**Given task**
Filter the records below down to lines containing "field".

— begin —

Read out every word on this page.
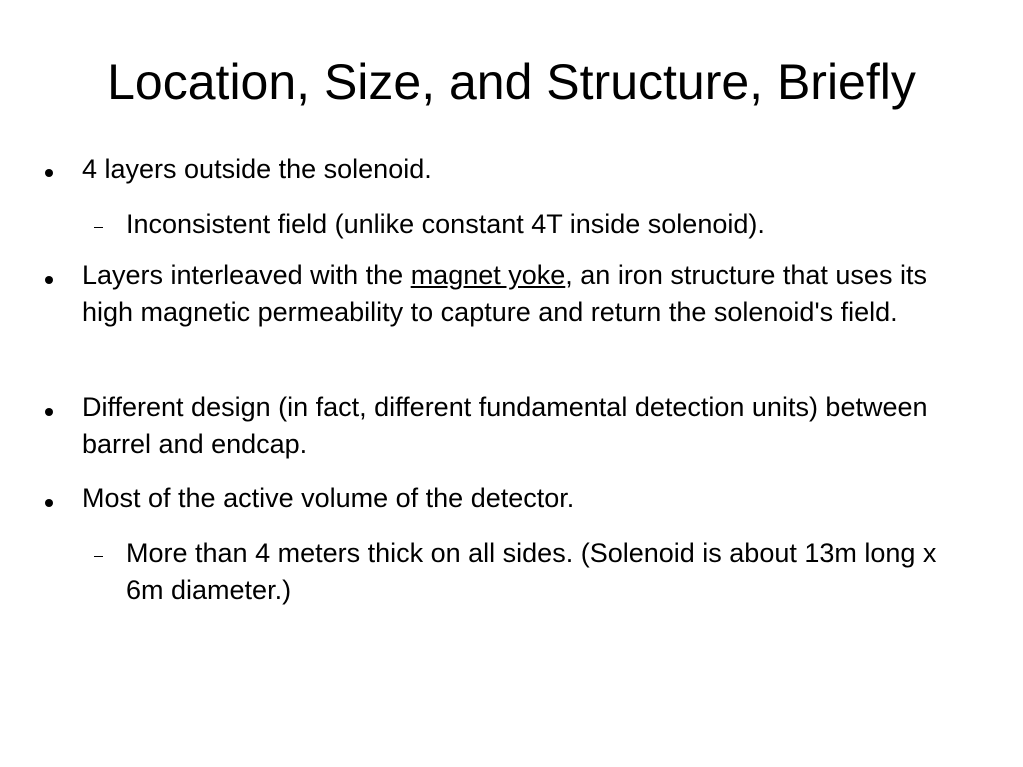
Location, Size, and Structure, Briefly
4 layers outside the solenoid.
Inconsistent field (unlike constant 4T inside solenoid).
Layers interleaved with the magnet yoke, an iron structure that uses its high magnetic permeability to capture and return the solenoid's field.
Different design (in fact, different fundamental detection units) between barrel and endcap.
Most of the active volume of the detector.
More than 4 meters thick on all sides. (Solenoid is about 13m long x 6m diameter.)
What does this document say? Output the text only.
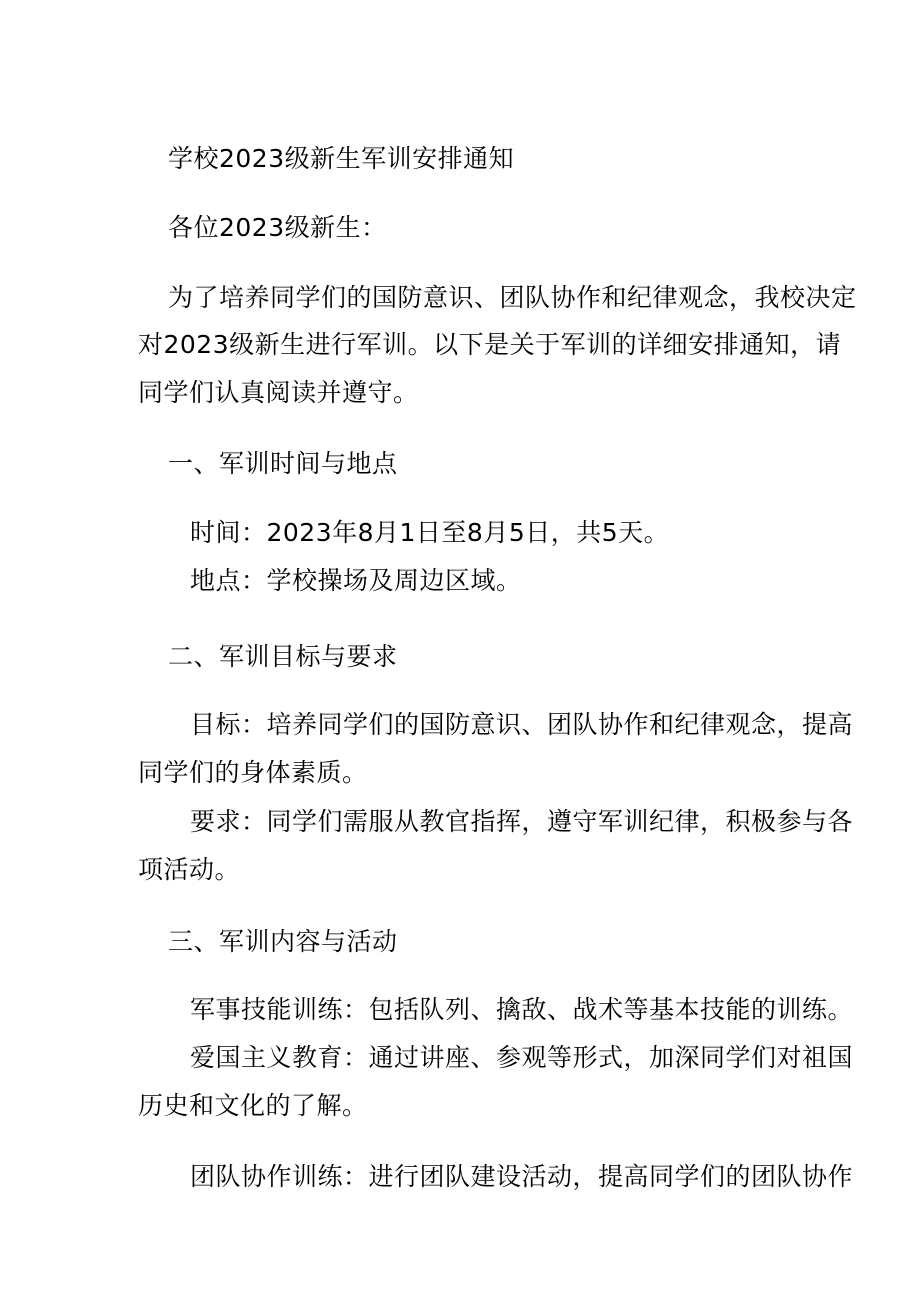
学校2023级新生军训安排通知
各位2023级新生：
为了培养同学们的国防意识、团队协作和纪律观念，我校决定
对2023级新生进行军训。以下是关于军训的详细安排通知，请
同学们认真阅读并遵守。
一、军训时间与地点
时间：2023年8月1日至8月5日，共5天。
地点：学校操场及周边区域。
二、军训目标与要求
目标：培养同学们的国防意识、团队协作和纪律观念，提高
同学们的身体素质。
要求：同学们需服从教官指挥，遵守军训纪律，积极参与各
项活动。
三、军训内容与活动
军事技能训练：包括队列、擒敌、战术等基本技能的训练。
爱国主义教育：通过讲座、参观等形式，加深同学们对祖国
历史和文化的了解。
团队协作训练：进行团队建设活动，提高同学们的团队协作
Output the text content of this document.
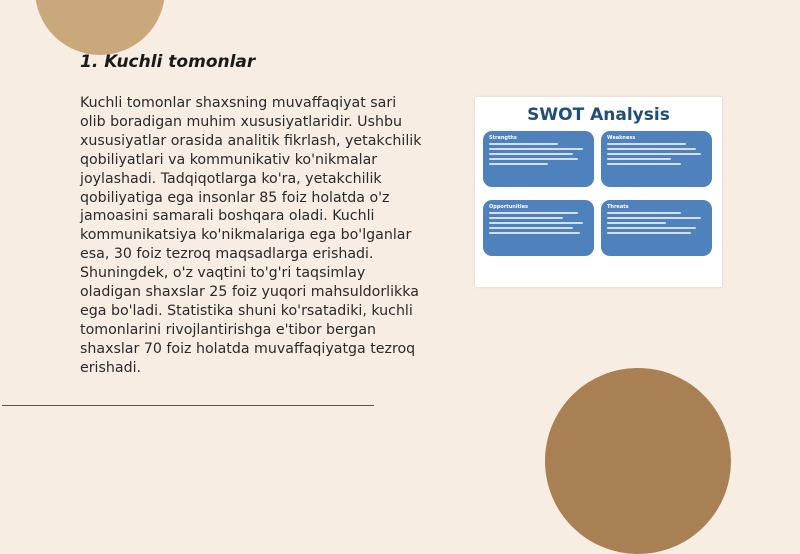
1. Kuchli tomonlar
Kuchli tomonlar shaxsning muvaffaqiyat sari olib boradigan muhim xususiyatlaridir. Ushbu xususiyatlar orasida analitik fikrlash, yetakchilik qobiliyatlari va kommunikativ ko'nikmalar joylashadi. Tadqiqotlarga ko'ra, yetakchilik qobiliyatiga ega insonlar 85 foiz holatda o'z jamoasini samarali boshqara oladi. Kuchli kommunikatsiya ko'nikmalariga ega bo'lganlar esa, 30 foiz tezroq maqsadlarga erishadi. Shuningdek, o'z vaqtini to'g'ri taqsimlay oladigan shaxslar 25 foiz yuqori mahsuldorlikka ega bo'ladi. Statistika shuni ko'rsatadiki, kuchli tomonlarini rivojlantirishga e'tibor bergan shaxslar 70 foiz holatda muvaffaqiyatga tezroq erishadi.
SWOT Analysis
Strengths	Weakness
Opportunities	Threats
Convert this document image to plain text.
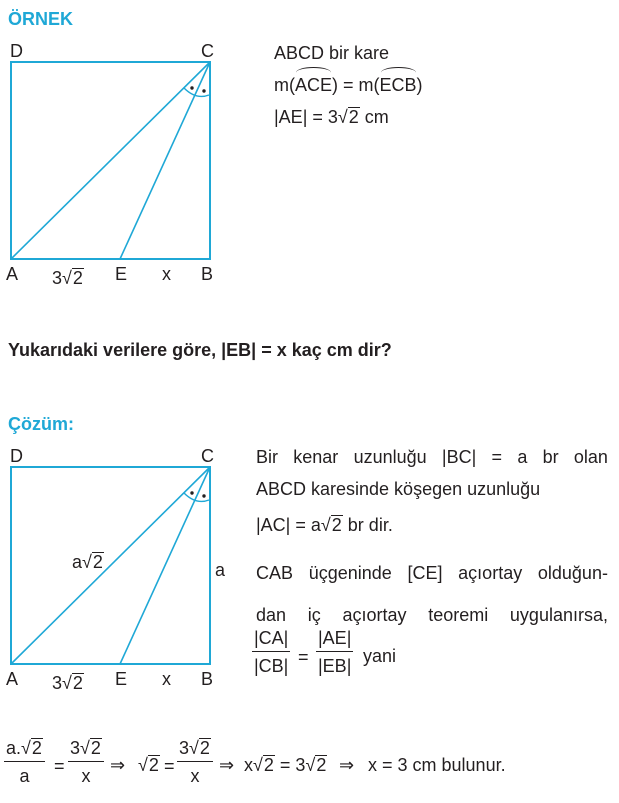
ÖRNEK
D	C
A	B
E x
3√2
ABCD bir kare
m(ACE) = m(ECB)
|AE| = 3√2 cm
Yukarıdaki verilere göre, |EB| = x kaç cm dir?
Çözüm:
D	C
A	B
E x
3√2
a
a√2
Bir kenar uzunluğu |BC| = a br olan
ABCD karesinde köşegen uzunluğu
|AC| = a√2 br dir.
CAB üçgeninde [CE] açıortay olduğun-
dan iç açıortay teoremi uygulanırsa,
$\frac{|CA|}{|CB|} = \frac{|AE|}{|EB|}$ yani
$\frac{a.√2}{a} = \frac{3√2}{x}$ ⇒ $√2 = \frac{3√2}{x}$ ⇒ x√2 = 3√2 ⇒ x = 3 cm bulunur.
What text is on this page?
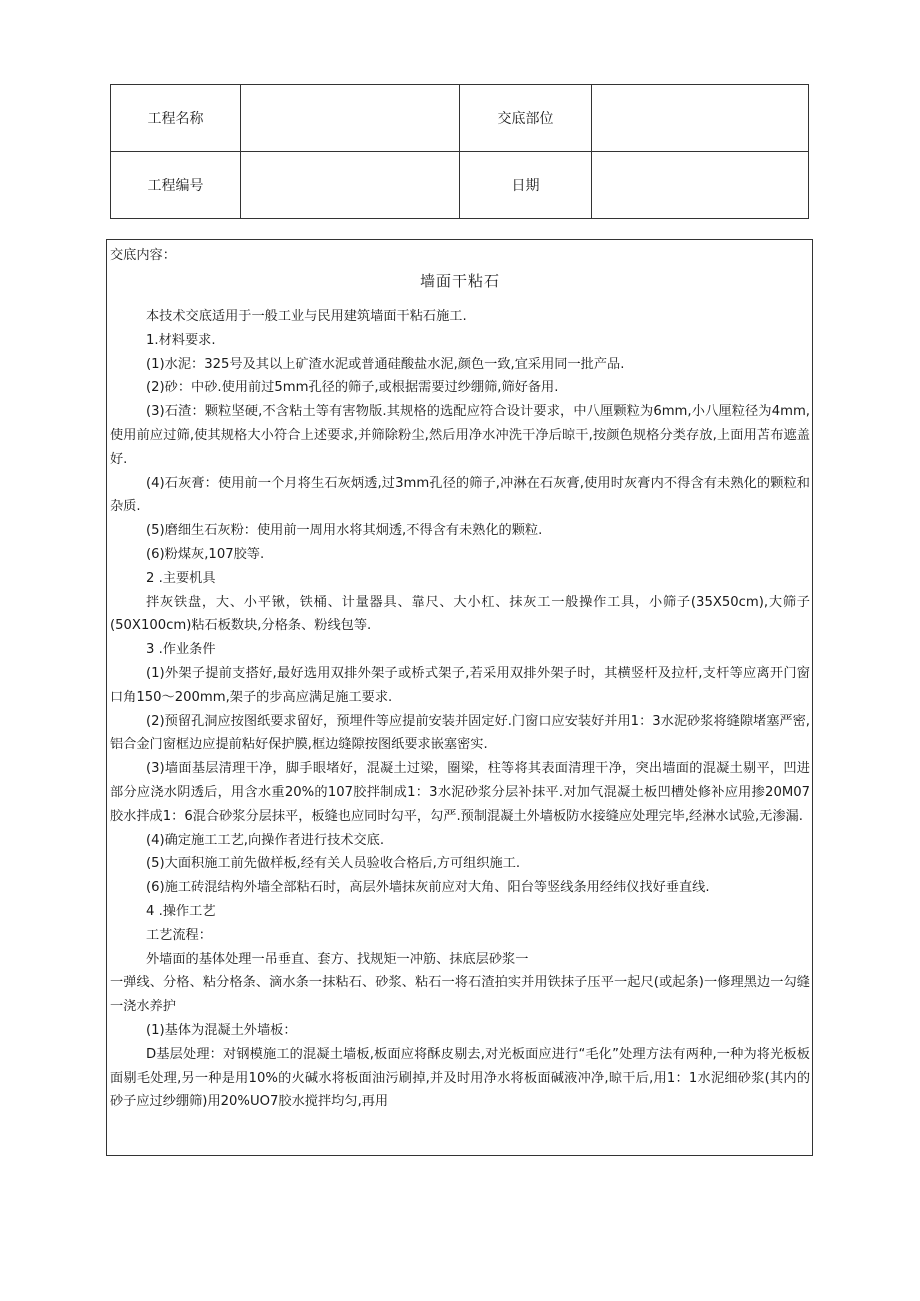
工程名称		交底部位	
工程编号		日期	
交底内容：
墙面干粘石

本技术交底适用于一般工业与民用建筑墙面干粘石施工.

1.材料要求.

(1)水泥：325号及其以上矿渣水泥或普通硅酸盐水泥,颜色一致,宜采用同一批产品.

(2)砂：中砂.使用前过5mm孔径的筛子,或根据需要过纱绷筛,筛好备用.

(3)石渣：颗粒坚硬,不含粘土等有害物版.其规格的选配应符合设计要求，中八厘颗粒为6mm,小八厘粒径为4mm,使用前应过筛,使其规格大小符合上述要求,并筛除粉尘,然后用净水冲洗干净后晾干,按颜色规格分类存放,上面用苫布遮盖好.

(4)石灰膏：使用前一个月将生石灰炳透,过3mm孔径的筛子,冲淋在石灰膏,使用时灰膏内不得含有未熟化的颗粒和杂质.

(5)磨细生石灰粉：使用前一周用水将其炯透,不得含有未熟化的颗粒.

(6)粉煤灰,107胶等.

2 .主要机具

拌灰铁盘，大、小平锹，铁桶、计量器具、靠尺、大小杠、抹灰工一般操作工具，小筛子(35X50cm),大筛子(50X100cm)粘石板数块,分格条、粉线包等.

3 .作业条件

(1)外架子提前支搭好,最好选用双排外架子或桥式架子,若采用双排外架子时，其横竖杆及拉杆,支杆等应离开门窗口角150～200mm,架子的步高应满足施工要求.

(2)预留孔洞应按图纸要求留好，预埋件等应提前安装并固定好.门窗口应安装好并用1：3水泥砂浆将缝隙堵塞严密,铝合金门窗框边应提前粘好保护膜,框边缝隙按图纸要求嵌塞密实.

(3)墙面基层清理干净，脚手眼堵好，混凝土过梁，圈梁，柱等将其表面清理干净，突出墙面的混凝土剔平，凹进部分应浇水阴透后，用含水重20%的107胶拌制成1：3水泥砂浆分层补抹平.对加气混凝土板凹槽处修补应用掺20M07胶水拌成1：6混合砂浆分层抹平，板缝也应同时勾平，勾严.预制混凝土外墙板防水接缝应处理完毕,经淋水试验,无渗漏.

(4)确定施工工艺,向操作者进行技术交底.

(5)大面积施工前先做样板,经有关人员验收合格后,方可组织施工.

(6)施工砖混结构外墙全部粘石时，高层外墙抹灰前应对大角、阳台等竖线条用经纬仪找好垂直线.

4 .操作工艺

工艺流程：

外墙面的基体处理一吊垂直、套方、找规矩一冲筋、抹底层砂浆一

一弹线、分格、粘分格条、滴水条一抹粘石、砂浆、粘石一将石渣拍实并用铁抹子压平一起尺(或起条)一修理黑边一勾缝一浇水养护

(1)基体为混凝土外墙板：

D基层处理：对钢模施工的混凝土墙板,板面应将酥皮剔去,对光板面应进行“毛化”处理方法有两种,一种为将光板板面剔毛处理,另一种是用10%的火碱水将板面油污刷掉,并及时用净水将板面碱液冲净,晾干后,用1：1水泥细砂浆(其内的砂子应过纱绷筛)用20%UO7胶水搅拌均匀,再用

— end —

**Result of the task**
Inconsistent field (unlike constant 4T inside solenoid).
Layers interleaved with the magnet yoke, an iron structure that uses its high magnetic permeability to capture and return the solenoid's field.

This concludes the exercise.